>>>>>
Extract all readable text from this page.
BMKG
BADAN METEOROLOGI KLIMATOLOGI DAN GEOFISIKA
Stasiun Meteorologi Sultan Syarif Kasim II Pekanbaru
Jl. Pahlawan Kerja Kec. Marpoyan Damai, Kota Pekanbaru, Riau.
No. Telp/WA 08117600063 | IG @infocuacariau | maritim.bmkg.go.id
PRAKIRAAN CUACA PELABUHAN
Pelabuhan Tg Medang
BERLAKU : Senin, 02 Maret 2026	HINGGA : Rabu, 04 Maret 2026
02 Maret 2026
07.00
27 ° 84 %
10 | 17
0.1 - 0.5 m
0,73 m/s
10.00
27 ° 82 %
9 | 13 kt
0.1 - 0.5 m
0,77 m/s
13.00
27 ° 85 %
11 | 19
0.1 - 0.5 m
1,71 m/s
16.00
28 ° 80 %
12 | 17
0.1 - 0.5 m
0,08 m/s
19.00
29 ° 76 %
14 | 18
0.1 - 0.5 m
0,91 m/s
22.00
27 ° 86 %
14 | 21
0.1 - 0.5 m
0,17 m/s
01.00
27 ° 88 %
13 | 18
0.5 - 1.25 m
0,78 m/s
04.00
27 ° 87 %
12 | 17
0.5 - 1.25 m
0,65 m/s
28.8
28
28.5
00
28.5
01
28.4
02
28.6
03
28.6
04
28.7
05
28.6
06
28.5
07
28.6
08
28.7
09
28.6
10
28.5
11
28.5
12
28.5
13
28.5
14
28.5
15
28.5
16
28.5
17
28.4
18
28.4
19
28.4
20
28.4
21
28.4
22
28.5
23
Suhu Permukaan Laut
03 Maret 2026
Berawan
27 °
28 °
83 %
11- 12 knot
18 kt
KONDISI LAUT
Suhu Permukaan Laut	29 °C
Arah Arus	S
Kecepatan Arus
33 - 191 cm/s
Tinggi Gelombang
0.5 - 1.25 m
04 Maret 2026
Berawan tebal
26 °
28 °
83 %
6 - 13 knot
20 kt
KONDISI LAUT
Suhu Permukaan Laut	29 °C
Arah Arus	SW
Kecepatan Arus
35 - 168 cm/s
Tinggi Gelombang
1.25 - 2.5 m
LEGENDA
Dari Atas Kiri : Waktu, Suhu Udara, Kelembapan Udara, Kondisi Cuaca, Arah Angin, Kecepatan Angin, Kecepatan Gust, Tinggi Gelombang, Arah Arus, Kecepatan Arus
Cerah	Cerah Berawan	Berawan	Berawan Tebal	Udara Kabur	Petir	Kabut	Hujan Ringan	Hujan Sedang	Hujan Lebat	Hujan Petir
<<<<<
→ The task: Make an exact copy of all the data.

→ Reply:
Extract all readable text from this page.
BMKG
BADAN METEOROLOGI KLIMATOLOGI DAN GEOFISIKA
Stasiun Meteorologi Sultan Syarif Kasim II Pekanbaru
Jl. Pahlawan Kerja Kec. Marpoyan Damai, Kota Pekanbaru, Riau.
No. Telp/WA 08117600063 | IG @infocuacariau | maritim.bmkg.go.id
PRAKIRAAN CUACA PELABUHAN
Pelabuhan Tg Medang
BERLAKU : Senin, 02 Maret 2026	HINGGA : Rabu, 04 Maret 2026
02 Maret 2026
07.00
27 ° 84 %
10 | 17
0.1 - 0.5 m
0,73 m/s
10.00
27 ° 82 %
9 | 13 kt
0.1 - 0.5 m
0,77 m/s
13.00
27 ° 85 %
11 | 19
0.1 - 0.5 m
1,71 m/s
16.00
28 ° 80 %
12 | 17
0.1 - 0.5 m
0,08 m/s
19.00
29 ° 76 %
14 | 18
0.1 - 0.5 m
0,91 m/s
22.00
27 ° 86 %
14 | 21
0.1 - 0.5 m
0,17 m/s
01.00
27 ° 88 %
13 | 18
0.5 - 1.25 m
0,78 m/s
04.00
27 ° 87 %
12 | 17
0.5 - 1.25 m
0,65 m/s
28.8
28
28.5
00
28.5
01
28.4
02
28.6
03
28.6
04
28.7
05
28.6
06
28.5
07
28.6
08
28.7
09
28.6
10
28.5
11
28.5
12
28.5
13
28.5
14
28.5
15
28.5
16
28.5
17
28.4
18
28.4
19
28.4
20
28.4
21
28.4
22
28.5
23
Suhu Permukaan Laut
03 Maret 2026
Berawan
27 °
28 °
83 %
11- 12 knot
18 kt
KONDISI LAUT
Suhu Permukaan Laut	29 °C
Arah Arus	S
Kecepatan Arus
33 - 191 cm/s
Tinggi Gelombang
0.5 - 1.25 m
04 Maret 2026
Berawan tebal
26 °
28 °
83 %
6 - 13 knot
20 kt
KONDISI LAUT
Suhu Permukaan Laut	29 °C
Arah Arus	SW
Kecepatan Arus
35 - 168 cm/s
Tinggi Gelombang
1.25 - 2.5 m
LEGENDA
Dari Atas Kiri : Waktu, Suhu Udara, Kelembapan Udara, Kondisi Cuaca, Arah Angin, Kecepatan Angin, Kecepatan Gust, Tinggi Gelombang, Arah Arus, Kecepatan Arus
Cerah	Cerah Berawan	Berawan	Berawan Tebal	Udara Kabur	Petir	Kabut	Hujan Ringan	Hujan Sedang	Hujan Lebat	Hujan Petir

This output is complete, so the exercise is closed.